• GIVEN TASK
Set down the data below without change, skipping the pictures it holds.

(Dataset listings of figures)
↓

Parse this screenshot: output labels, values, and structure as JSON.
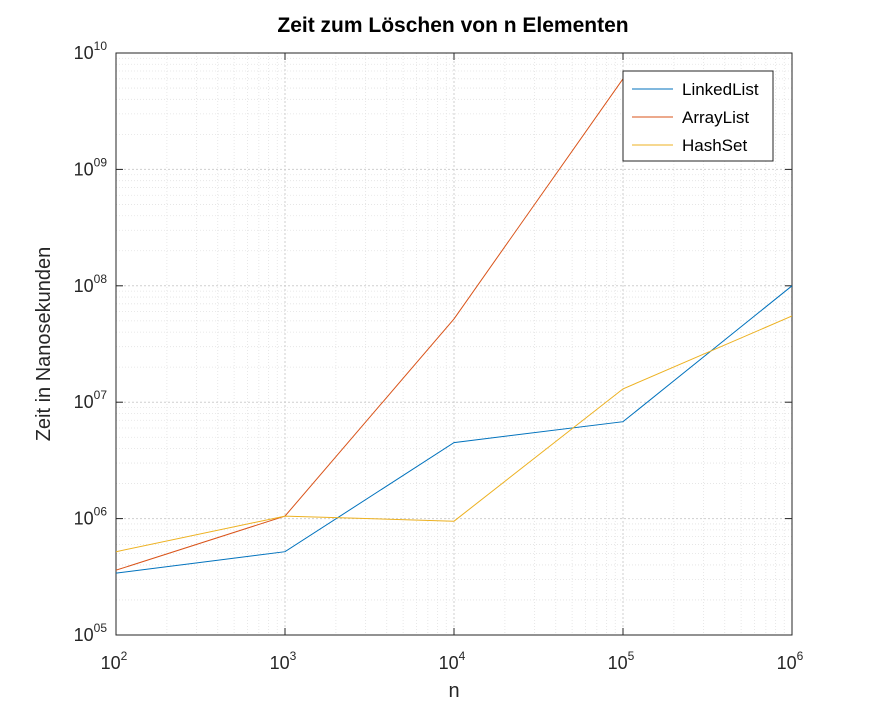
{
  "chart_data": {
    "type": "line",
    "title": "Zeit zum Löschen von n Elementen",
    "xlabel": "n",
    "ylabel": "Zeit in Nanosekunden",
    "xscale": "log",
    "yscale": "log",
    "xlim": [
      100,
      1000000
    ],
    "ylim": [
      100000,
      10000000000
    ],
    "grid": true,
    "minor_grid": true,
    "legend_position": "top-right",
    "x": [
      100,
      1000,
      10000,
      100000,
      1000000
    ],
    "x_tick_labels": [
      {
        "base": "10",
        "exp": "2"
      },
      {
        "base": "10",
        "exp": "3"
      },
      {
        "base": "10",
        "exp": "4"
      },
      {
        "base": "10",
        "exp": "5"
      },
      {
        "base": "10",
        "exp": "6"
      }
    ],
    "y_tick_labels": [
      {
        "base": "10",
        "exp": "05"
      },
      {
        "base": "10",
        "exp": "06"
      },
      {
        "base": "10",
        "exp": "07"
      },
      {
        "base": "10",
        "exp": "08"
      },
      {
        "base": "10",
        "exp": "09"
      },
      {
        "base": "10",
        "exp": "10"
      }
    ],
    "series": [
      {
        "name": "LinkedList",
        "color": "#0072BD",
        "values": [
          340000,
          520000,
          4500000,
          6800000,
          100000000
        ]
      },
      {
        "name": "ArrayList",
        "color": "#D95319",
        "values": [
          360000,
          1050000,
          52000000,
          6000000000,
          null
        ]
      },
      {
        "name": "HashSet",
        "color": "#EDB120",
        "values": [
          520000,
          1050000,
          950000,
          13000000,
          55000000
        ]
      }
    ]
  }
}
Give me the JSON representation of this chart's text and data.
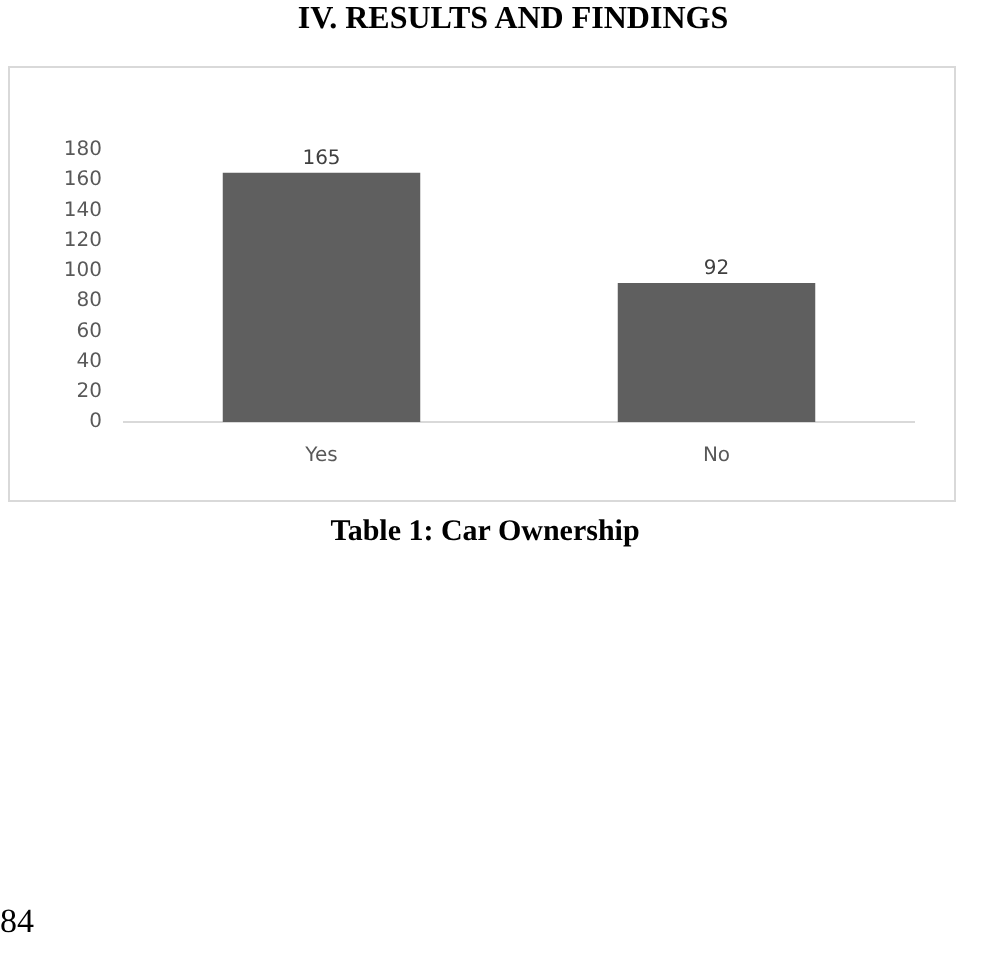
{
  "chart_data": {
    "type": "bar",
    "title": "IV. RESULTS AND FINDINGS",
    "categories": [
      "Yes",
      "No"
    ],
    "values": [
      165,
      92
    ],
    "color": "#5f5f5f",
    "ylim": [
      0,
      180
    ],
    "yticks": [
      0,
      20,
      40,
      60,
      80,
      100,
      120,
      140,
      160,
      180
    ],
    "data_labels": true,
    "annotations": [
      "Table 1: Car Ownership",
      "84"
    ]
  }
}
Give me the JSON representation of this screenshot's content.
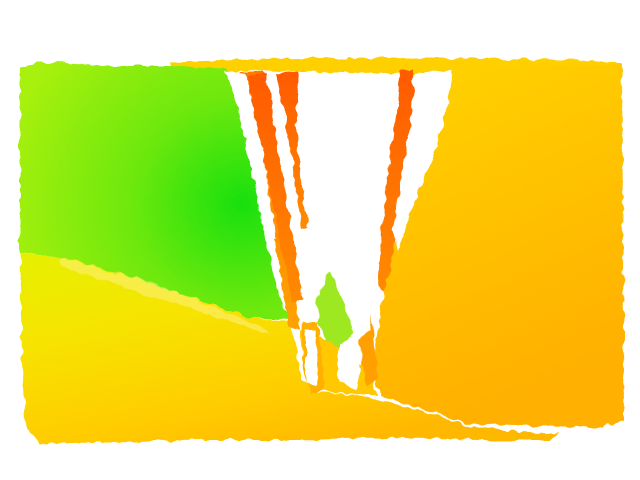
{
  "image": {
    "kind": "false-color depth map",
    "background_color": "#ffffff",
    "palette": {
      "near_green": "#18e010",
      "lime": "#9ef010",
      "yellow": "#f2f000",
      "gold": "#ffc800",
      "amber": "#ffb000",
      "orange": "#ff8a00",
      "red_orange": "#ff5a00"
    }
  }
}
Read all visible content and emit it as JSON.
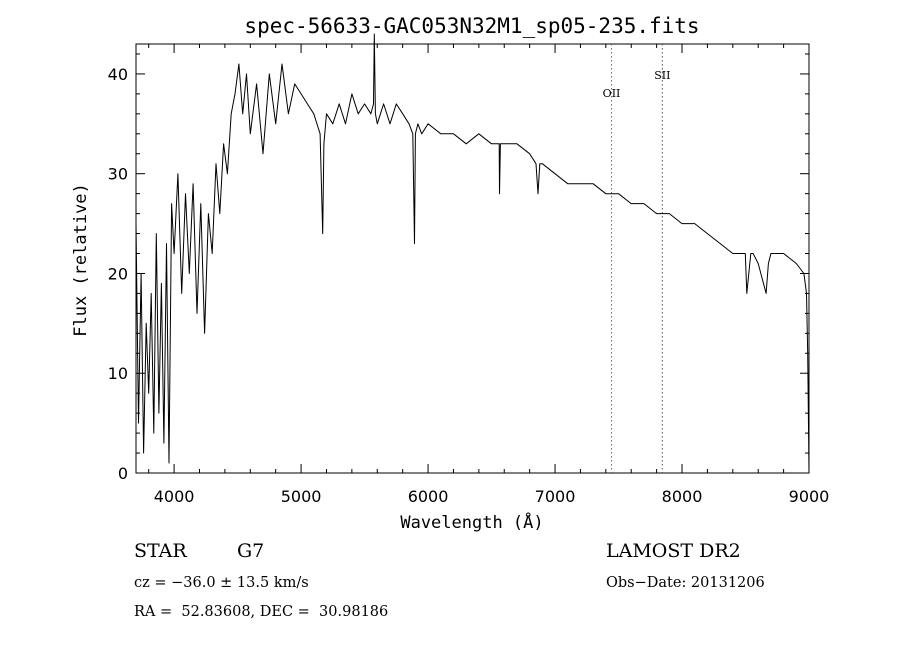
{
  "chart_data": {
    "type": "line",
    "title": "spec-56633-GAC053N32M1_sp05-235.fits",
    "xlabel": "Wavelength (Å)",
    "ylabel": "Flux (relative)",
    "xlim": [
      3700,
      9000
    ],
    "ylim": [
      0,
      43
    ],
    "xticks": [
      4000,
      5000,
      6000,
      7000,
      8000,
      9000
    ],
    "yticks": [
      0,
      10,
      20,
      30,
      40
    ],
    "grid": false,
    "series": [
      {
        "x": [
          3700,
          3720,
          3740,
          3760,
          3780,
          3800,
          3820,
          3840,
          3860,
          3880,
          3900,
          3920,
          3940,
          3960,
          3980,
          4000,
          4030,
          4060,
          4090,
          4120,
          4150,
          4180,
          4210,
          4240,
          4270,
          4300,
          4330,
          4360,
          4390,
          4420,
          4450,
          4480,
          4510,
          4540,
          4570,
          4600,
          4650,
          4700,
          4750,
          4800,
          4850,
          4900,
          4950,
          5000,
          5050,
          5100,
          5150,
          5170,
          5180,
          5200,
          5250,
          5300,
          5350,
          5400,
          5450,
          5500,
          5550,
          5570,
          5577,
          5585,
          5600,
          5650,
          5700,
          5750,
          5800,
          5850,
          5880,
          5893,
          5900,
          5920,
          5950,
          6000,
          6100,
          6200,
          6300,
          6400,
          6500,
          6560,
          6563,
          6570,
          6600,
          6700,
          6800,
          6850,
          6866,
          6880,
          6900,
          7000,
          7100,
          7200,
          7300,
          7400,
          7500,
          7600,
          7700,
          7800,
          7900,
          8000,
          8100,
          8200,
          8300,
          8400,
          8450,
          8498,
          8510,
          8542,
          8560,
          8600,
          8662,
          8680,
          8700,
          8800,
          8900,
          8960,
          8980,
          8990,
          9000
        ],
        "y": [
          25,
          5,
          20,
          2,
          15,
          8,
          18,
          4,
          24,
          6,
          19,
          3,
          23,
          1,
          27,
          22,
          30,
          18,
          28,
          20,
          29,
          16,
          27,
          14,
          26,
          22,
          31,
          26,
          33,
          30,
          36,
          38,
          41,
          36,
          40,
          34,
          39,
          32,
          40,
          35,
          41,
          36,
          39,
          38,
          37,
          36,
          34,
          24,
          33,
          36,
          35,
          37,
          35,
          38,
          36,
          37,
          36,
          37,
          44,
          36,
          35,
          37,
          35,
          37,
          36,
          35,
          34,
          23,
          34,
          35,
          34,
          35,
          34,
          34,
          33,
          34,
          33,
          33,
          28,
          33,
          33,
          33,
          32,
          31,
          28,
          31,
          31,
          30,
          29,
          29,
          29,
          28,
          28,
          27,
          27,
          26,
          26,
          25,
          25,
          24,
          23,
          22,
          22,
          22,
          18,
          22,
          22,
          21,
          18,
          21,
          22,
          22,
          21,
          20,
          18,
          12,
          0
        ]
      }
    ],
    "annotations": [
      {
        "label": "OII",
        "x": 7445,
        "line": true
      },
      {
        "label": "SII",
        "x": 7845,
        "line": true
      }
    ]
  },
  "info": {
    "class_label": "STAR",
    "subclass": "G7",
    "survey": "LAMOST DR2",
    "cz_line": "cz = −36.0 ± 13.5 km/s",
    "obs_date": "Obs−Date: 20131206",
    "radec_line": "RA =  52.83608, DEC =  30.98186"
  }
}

↑

• WORKED ANSWER
Parse this screenshot: output labels, values, and structure as JSON.
{
  "chart_data": {
    "type": "line",
    "title": "Zeit zum Löschen von n Elementen",
    "xlabel": "n",
    "ylabel": "Zeit in Nanosekunden",
    "xscale": "log",
    "yscale": "log",
    "xlim": [
      100,
      1000000
    ],
    "ylim": [
      100000,
      10000000000
    ],
    "grid": true,
    "minor_grid": true,
    "legend_position": "top-right",
    "x": [
      100,
      1000,
      10000,
      100000,
      1000000
    ],
    "x_tick_labels": [
      {
        "base": "10",
        "exp": "2"
      },
      {
        "base": "10",
        "exp": "3"
      },
      {
        "base": "10",
        "exp": "4"
      },
      {
        "base": "10",
        "exp": "5"
      },
      {
        "base": "10",
        "exp": "6"
      }
    ],
    "y_tick_labels": [
      {
        "base": "10",
        "exp": "05"
      },
      {
        "base": "10",
        "exp": "06"
      },
      {
        "base": "10",
        "exp": "07"
      },
      {
        "base": "10",
        "exp": "08"
      },
      {
        "base": "10",
        "exp": "09"
      },
      {
        "base": "10",
        "exp": "10"
      }
    ],
    "series": [
      {
        "name": "LinkedList",
        "color": "#0072BD",
        "values": [
          340000,
          520000,
          4500000,
          6800000,
          100000000
        ]
      },
      {
        "name": "ArrayList",
        "color": "#D95319",
        "values": [
          360000,
          1050000,
          52000000,
          6000000000,
          null
        ]
      },
      {
        "name": "HashSet",
        "color": "#EDB120",
        "values": [
          520000,
          1050000,
          950000,
          13000000,
          55000000
        ]
      }
    ]
  }
}
Give me the JSON representation of this chart's text and data.
{
  "chart_data": {
    "type": "bar",
    "title": "IV. RESULTS AND FINDINGS",
    "categories": [
      "Yes",
      "No"
    ],
    "values": [
      165,
      92
    ],
    "color": "#5f5f5f",
    "ylim": [
      0,
      180
    ],
    "yticks": [
      0,
      20,
      40,
      60,
      80,
      100,
      120,
      140,
      160,
      180
    ],
    "data_labels": true,
    "annotations": [
      "Table 1: Car Ownership",
      "84"
    ]
  }
}
Give me the JSON representation of this screenshot's content.
{
  "image": {
    "kind": "false-color depth map",
    "background_color": "#ffffff",
    "palette": {
      "near_green": "#18e010",
      "lime": "#9ef010",
      "yellow": "#f2f000",
      "gold": "#ffc800",
      "amber": "#ffb000",
      "orange": "#ff8a00",
      "red_orange": "#ff5a00"
    }
  }
}
Read all visible content and emit it as JSON.
{
  "chart_data": {
    "type": "line",
    "title": "spec-56633-GAC053N32M1_sp05-235.fits",
    "xlabel": "Wavelength (Å)",
    "ylabel": "Flux (relative)",
    "xlim": [
      3700,
      9000
    ],
    "ylim": [
      0,
      43
    ],
    "xticks": [
      4000,
      5000,
      6000,
      7000,
      8000,
      9000
    ],
    "yticks": [
      0,
      10,
      20,
      30,
      40
    ],
    "grid": false,
    "series": [
      {
        "x": [
          3700,
          3720,
          3740,
          3760,
          3780,
          3800,
          3820,
          3840,
          3860,
          3880,
          3900,
          3920,
          3940,
          3960,
          3980,
          4000,
          4030,
          4060,
          4090,
          4120,
          4150,
          4180,
          4210,
          4240,
          4270,
          4300,
          4330,
          4360,
          4390,
          4420,
          4450,
          4480,
          4510,
          4540,
          4570,
          4600,
          4650,
          4700,
          4750,
          4800,
          4850,
          4900,
          4950,
          5000,
          5050,
          5100,
          5150,
          5170,
          5180,
          5200,
          5250,
          5300,
          5350,
          5400,
          5450,
          5500,
          5550,
          5570,
          5577,
          5585,
          5600,
          5650,
          5700,
          5750,
          5800,
          5850,
          5880,
          5893,
          5900,
          5920,
          5950,
          6000,
          6100,
          6200,
          6300,
          6400,
          6500,
          6560,
          6563,
          6570,
          6600,
          6700,
          6800,
          6850,
          6866,
          6880,
          6900,
          7000,
          7100,
          7200,
          7300,
          7400,
          7500,
          7600,
          7700,
          7800,
          7900,
          8000,
          8100,
          8200,
          8300,
          8400,
          8450,
          8498,
          8510,
          8542,
          8560,
          8600,
          8662,
          8680,
          8700,
          8800,
          8900,
          8960,
          8980,
          8990,
          9000
        ],
        "y": [
          25,
          5,
          20,
          2,
          15,
          8,
          18,
          4,
          24,
          6,
          19,
          3,
          23,
          1,
          27,
          22,
          30,
          18,
          28,
          20,
          29,
          16,
          27,
          14,
          26,
          22,
          31,
          26,
          33,
          30,
          36,
          38,
          41,
          36,
          40,
          34,
          39,
          32,
          40,
          35,
          41,
          36,
          39,
          38,
          37,
          36,
          34,
          24,
          33,
          36,
          35,
          37,
          35,
          38,
          36,
          37,
          36,
          37,
          44,
          36,
          35,
          37,
          35,
          37,
          36,
          35,
          34,
          23,
          34,
          35,
          34,
          35,
          34,
          34,
          33,
          34,
          33,
          33,
          28,
          33,
          33,
          33,
          32,
          31,
          28,
          31,
          31,
          30,
          29,
          29,
          29,
          28,
          28,
          27,
          27,
          26,
          26,
          25,
          25,
          24,
          23,
          22,
          22,
          22,
          18,
          22,
          22,
          21,
          18,
          21,
          22,
          22,
          21,
          20,
          18,
          12,
          0
        ]
      }
    ],
    "annotations": [
      {
        "label": "OII",
        "x": 7445,
        "line": true
      },
      {
        "label": "SII",
        "x": 7845,
        "line": true
      }
    ]
  },
  "info": {
    "class_label": "STAR",
    "subclass": "G7",
    "survey": "LAMOST DR2",
    "cz_line": "cz = −36.0 ± 13.5 km/s",
    "obs_date": "Obs−Date: 20131206",
    "radec_line": "RA =  52.83608, DEC =  30.98186"
  }
}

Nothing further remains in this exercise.